[Chart and figure data]
* * *

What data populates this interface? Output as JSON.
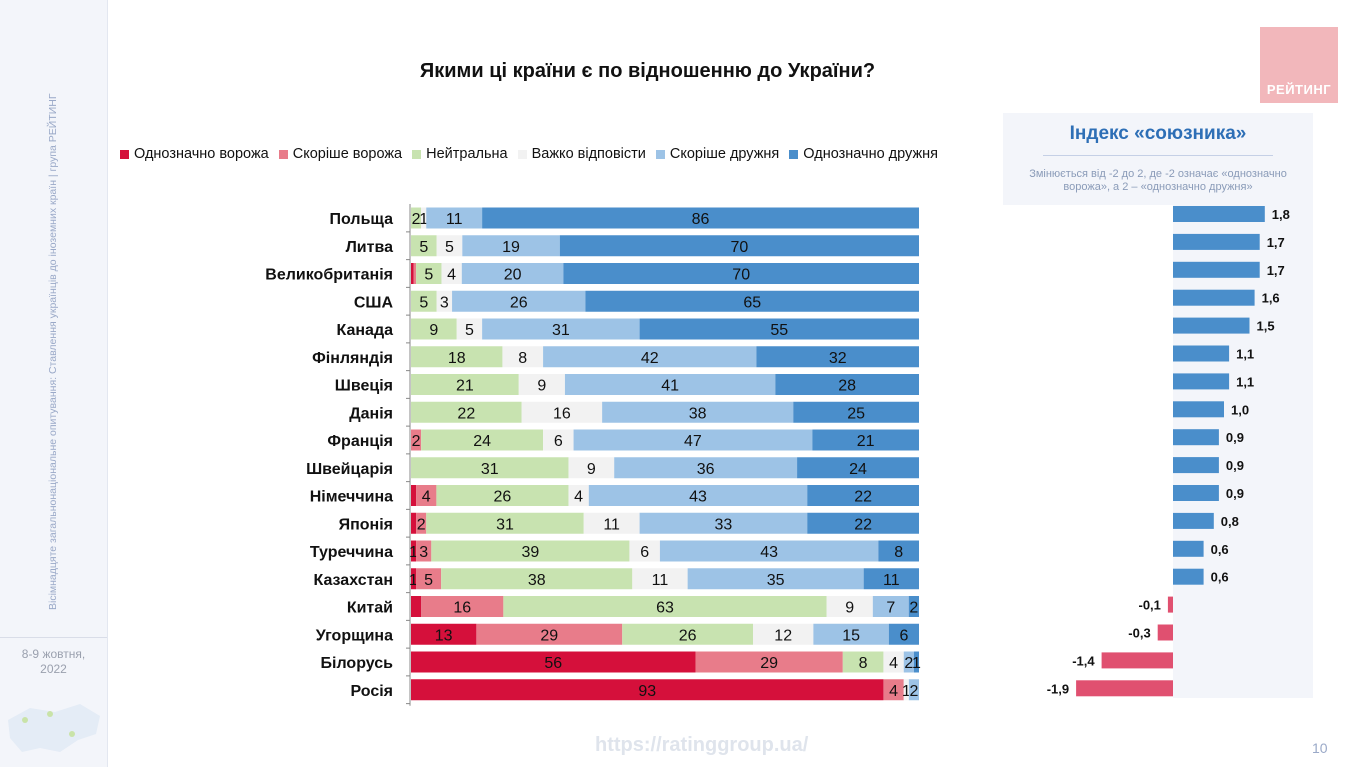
{
  "sidebar": {
    "vertical_text": "Вісімнадцяте загальнонаціональне опитування: Ставлення українців до іноземних країн | група РЕЙТИНГ",
    "date": "8-9 жовтня,",
    "year": "2022"
  },
  "header": {
    "title": "Якими ці країни є по відношенню до України?",
    "logo_text": "РЕЙТИНГ"
  },
  "colors": {
    "definitely_hostile": "#d5103b",
    "rather_hostile": "#e87c8a",
    "neutral": "#c8e3b0",
    "hard_to_say": "#f2f2f2",
    "rather_friendly": "#9dc3e6",
    "definitely_friendly": "#4a8ecb",
    "index_positive": "#4a8ecb",
    "index_negative": "#e05070"
  },
  "legend": [
    {
      "label": "Однозначно ворожа",
      "color": "#d5103b"
    },
    {
      "label": "Скоріше ворожа",
      "color": "#e87c8a"
    },
    {
      "label": "Нейтральна",
      "color": "#c8e3b0"
    },
    {
      "label": "Важко відповісти",
      "color": "#f2f2f2"
    },
    {
      "label": "Скоріше дружня",
      "color": "#9dc3e6"
    },
    {
      "label": "Однозначно дружня",
      "color": "#4a8ecb"
    }
  ],
  "index_panel": {
    "title": "Індекс «союзника»",
    "subtitle_line1": "Змінюється від -2 до 2, де -2 означає «однозначно",
    "subtitle_line2": "ворожа», а 2 – «однозначно дружня»"
  },
  "chart_data": [
    {
      "type": "bar",
      "orientation": "horizontal-stacked-100",
      "title": "Якими ці країни є по відношенню до України?",
      "categories": [
        "Польща",
        "Литва",
        "Великобританія",
        "США",
        "Канада",
        "Фінляндія",
        "Швеція",
        "Данія",
        "Франція",
        "Швейцарія",
        "Німеччина",
        "Японія",
        "Туреччина",
        "Казахстан",
        "Китай",
        "Угорщина",
        "Білорусь",
        "Росія"
      ],
      "series": [
        {
          "name": "Однозначно ворожа",
          "values": [
            0,
            0,
            0.5,
            0,
            0,
            0,
            0,
            0,
            0,
            0,
            1,
            1,
            1,
            1,
            2,
            13,
            56,
            93
          ],
          "labels": [
            "",
            "",
            "",
            "",
            "",
            "",
            "",
            "",
            "",
            "",
            "",
            "",
            "1",
            "1",
            "",
            "13",
            "56",
            "93"
          ]
        },
        {
          "name": "Скоріше ворожа",
          "values": [
            0,
            0,
            0.5,
            0,
            0,
            0,
            0,
            0,
            2,
            0,
            4,
            2,
            3,
            5,
            16,
            29,
            29,
            4
          ],
          "labels": [
            "",
            "",
            "",
            "",
            "",
            "",
            "",
            "",
            "2",
            "",
            "4",
            "2",
            "3",
            "5",
            "16",
            "29",
            "29",
            "4"
          ]
        },
        {
          "name": "Нейтральна",
          "values": [
            2,
            5,
            5,
            5,
            9,
            18,
            21,
            22,
            24,
            31,
            26,
            31,
            39,
            38,
            63,
            26,
            8,
            0
          ],
          "labels": [
            "2",
            "5",
            "5",
            "5",
            "9",
            "18",
            "21",
            "22",
            "24",
            "31",
            "26",
            "31",
            "39",
            "38",
            "63",
            "26",
            "8",
            ""
          ]
        },
        {
          "name": "Важко відповісти",
          "values": [
            1,
            5,
            4,
            3,
            5,
            8,
            9,
            16,
            6,
            9,
            4,
            11,
            6,
            11,
            9,
            12,
            4,
            1
          ],
          "labels": [
            "1",
            "5",
            "4",
            "3",
            "5",
            "8",
            "9",
            "16",
            "6",
            "9",
            "4",
            "11",
            "6",
            "11",
            "9",
            "12",
            "4",
            "1"
          ]
        },
        {
          "name": "Скоріше дружня",
          "values": [
            11,
            19,
            20,
            26,
            31,
            42,
            41,
            38,
            47,
            36,
            43,
            33,
            43,
            35,
            7,
            15,
            2,
            2
          ],
          "labels": [
            "11",
            "19",
            "20",
            "26",
            "31",
            "42",
            "41",
            "38",
            "47",
            "36",
            "43",
            "33",
            "43",
            "35",
            "7",
            "15",
            "2",
            "2"
          ]
        },
        {
          "name": "Однозначно дружня",
          "values": [
            86,
            70,
            70,
            65,
            55,
            32,
            28,
            25,
            21,
            24,
            22,
            22,
            8,
            11,
            2,
            6,
            1,
            0
          ],
          "labels": [
            "86",
            "70",
            "70",
            "65",
            "55",
            "32",
            "28",
            "25",
            "21",
            "24",
            "22",
            "22",
            "8",
            "11",
            "2",
            "6",
            "1",
            ""
          ]
        }
      ]
    },
    {
      "type": "bar",
      "orientation": "horizontal",
      "title": "Індекс «союзника»",
      "categories": [
        "Польща",
        "Литва",
        "Великобританія",
        "США",
        "Канада",
        "Фінляндія",
        "Швеція",
        "Данія",
        "Франція",
        "Швейцарія",
        "Німеччина",
        "Японія",
        "Туреччина",
        "Казахстан",
        "Китай",
        "Угорщина",
        "Білорусь",
        "Росія"
      ],
      "values": [
        1.8,
        1.7,
        1.7,
        1.6,
        1.5,
        1.1,
        1.1,
        1.0,
        0.9,
        0.9,
        0.9,
        0.8,
        0.6,
        0.6,
        -0.1,
        -0.3,
        -1.4,
        -1.9
      ],
      "labels": [
        "1,8",
        "1,7",
        "1,7",
        "1,6",
        "1,5",
        "1,1",
        "1,1",
        "1,0",
        "0,9",
        "0,9",
        "0,9",
        "0,8",
        "0,6",
        "0,6",
        "-0,1",
        "-0,3",
        "-1,4",
        "-1,9"
      ],
      "xlim": [
        -2,
        2
      ]
    }
  ],
  "footer": {
    "url": "https://ratinggroup.ua/",
    "page": "10"
  }
}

* * *

Objective: Copy out the listing exactly as it stands, but not the pictures.

Task result:
What data populates this interface? Output as JSON.
{
  "sidebar": {
    "vertical_text": "Вісімнадцяте загальнонаціональне опитування: Ставлення українців до іноземних країн | група РЕЙТИНГ",
    "date": "8-9 жовтня,",
    "year": "2022"
  },
  "header": {
    "title": "Якими ці країни є по відношенню до України?",
    "logo_text": "РЕЙТИНГ"
  },
  "colors": {
    "definitely_hostile": "#d5103b",
    "rather_hostile": "#e87c8a",
    "neutral": "#c8e3b0",
    "hard_to_say": "#f2f2f2",
    "rather_friendly": "#9dc3e6",
    "definitely_friendly": "#4a8ecb",
    "index_positive": "#4a8ecb",
    "index_negative": "#e05070"
  },
  "legend": [
    {
      "label": "Однозначно ворожа",
      "color": "#d5103b"
    },
    {
      "label": "Скоріше ворожа",
      "color": "#e87c8a"
    },
    {
      "label": "Нейтральна",
      "color": "#c8e3b0"
    },
    {
      "label": "Важко відповісти",
      "color": "#f2f2f2"
    },
    {
      "label": "Скоріше дружня",
      "color": "#9dc3e6"
    },
    {
      "label": "Однозначно дружня",
      "color": "#4a8ecb"
    }
  ],
  "index_panel": {
    "title": "Індекс «союзника»",
    "subtitle_line1": "Змінюється від -2 до 2, де -2 означає «однозначно",
    "subtitle_line2": "ворожа», а 2 – «однозначно дружня»"
  },
  "chart_data": [
    {
      "type": "bar",
      "orientation": "horizontal-stacked-100",
      "title": "Якими ці країни є по відношенню до України?",
      "categories": [
        "Польща",
        "Литва",
        "Великобританія",
        "США",
        "Канада",
        "Фінляндія",
        "Швеція",
        "Данія",
        "Франція",
        "Швейцарія",
        "Німеччина",
        "Японія",
        "Туреччина",
        "Казахстан",
        "Китай",
        "Угорщина",
        "Білорусь",
        "Росія"
      ],
      "series": [
        {
          "name": "Однозначно ворожа",
          "values": [
            0,
            0,
            0.5,
            0,
            0,
            0,
            0,
            0,
            0,
            0,
            1,
            1,
            1,
            1,
            2,
            13,
            56,
            93
          ],
          "labels": [
            "",
            "",
            "",
            "",
            "",
            "",
            "",
            "",
            "",
            "",
            "",
            "",
            "1",
            "1",
            "",
            "13",
            "56",
            "93"
          ]
        },
        {
          "name": "Скоріше ворожа",
          "values": [
            0,
            0,
            0.5,
            0,
            0,
            0,
            0,
            0,
            2,
            0,
            4,
            2,
            3,
            5,
            16,
            29,
            29,
            4
          ],
          "labels": [
            "",
            "",
            "",
            "",
            "",
            "",
            "",
            "",
            "2",
            "",
            "4",
            "2",
            "3",
            "5",
            "16",
            "29",
            "29",
            "4"
          ]
        },
        {
          "name": "Нейтральна",
          "values": [
            2,
            5,
            5,
            5,
            9,
            18,
            21,
            22,
            24,
            31,
            26,
            31,
            39,
            38,
            63,
            26,
            8,
            0
          ],
          "labels": [
            "2",
            "5",
            "5",
            "5",
            "9",
            "18",
            "21",
            "22",
            "24",
            "31",
            "26",
            "31",
            "39",
            "38",
            "63",
            "26",
            "8",
            ""
          ]
        },
        {
          "name": "Важко відповісти",
          "values": [
            1,
            5,
            4,
            3,
            5,
            8,
            9,
            16,
            6,
            9,
            4,
            11,
            6,
            11,
            9,
            12,
            4,
            1
          ],
          "labels": [
            "1",
            "5",
            "4",
            "3",
            "5",
            "8",
            "9",
            "16",
            "6",
            "9",
            "4",
            "11",
            "6",
            "11",
            "9",
            "12",
            "4",
            "1"
          ]
        },
        {
          "name": "Скоріше дружня",
          "values": [
            11,
            19,
            20,
            26,
            31,
            42,
            41,
            38,
            47,
            36,
            43,
            33,
            43,
            35,
            7,
            15,
            2,
            2
          ],
          "labels": [
            "11",
            "19",
            "20",
            "26",
            "31",
            "42",
            "41",
            "38",
            "47",
            "36",
            "43",
            "33",
            "43",
            "35",
            "7",
            "15",
            "2",
            "2"
          ]
        },
        {
          "name": "Однозначно дружня",
          "values": [
            86,
            70,
            70,
            65,
            55,
            32,
            28,
            25,
            21,
            24,
            22,
            22,
            8,
            11,
            2,
            6,
            1,
            0
          ],
          "labels": [
            "86",
            "70",
            "70",
            "65",
            "55",
            "32",
            "28",
            "25",
            "21",
            "24",
            "22",
            "22",
            "8",
            "11",
            "2",
            "6",
            "1",
            ""
          ]
        }
      ]
    },
    {
      "type": "bar",
      "orientation": "horizontal",
      "title": "Індекс «союзника»",
      "categories": [
        "Польща",
        "Литва",
        "Великобританія",
        "США",
        "Канада",
        "Фінляндія",
        "Швеція",
        "Данія",
        "Франція",
        "Швейцарія",
        "Німеччина",
        "Японія",
        "Туреччина",
        "Казахстан",
        "Китай",
        "Угорщина",
        "Білорусь",
        "Росія"
      ],
      "values": [
        1.8,
        1.7,
        1.7,
        1.6,
        1.5,
        1.1,
        1.1,
        1.0,
        0.9,
        0.9,
        0.9,
        0.8,
        0.6,
        0.6,
        -0.1,
        -0.3,
        -1.4,
        -1.9
      ],
      "labels": [
        "1,8",
        "1,7",
        "1,7",
        "1,6",
        "1,5",
        "1,1",
        "1,1",
        "1,0",
        "0,9",
        "0,9",
        "0,9",
        "0,8",
        "0,6",
        "0,6",
        "-0,1",
        "-0,3",
        "-1,4",
        "-1,9"
      ],
      "xlim": [
        -2,
        2
      ]
    }
  ],
  "footer": {
    "url": "https://ratinggroup.ua/",
    "page": "10"
  }
}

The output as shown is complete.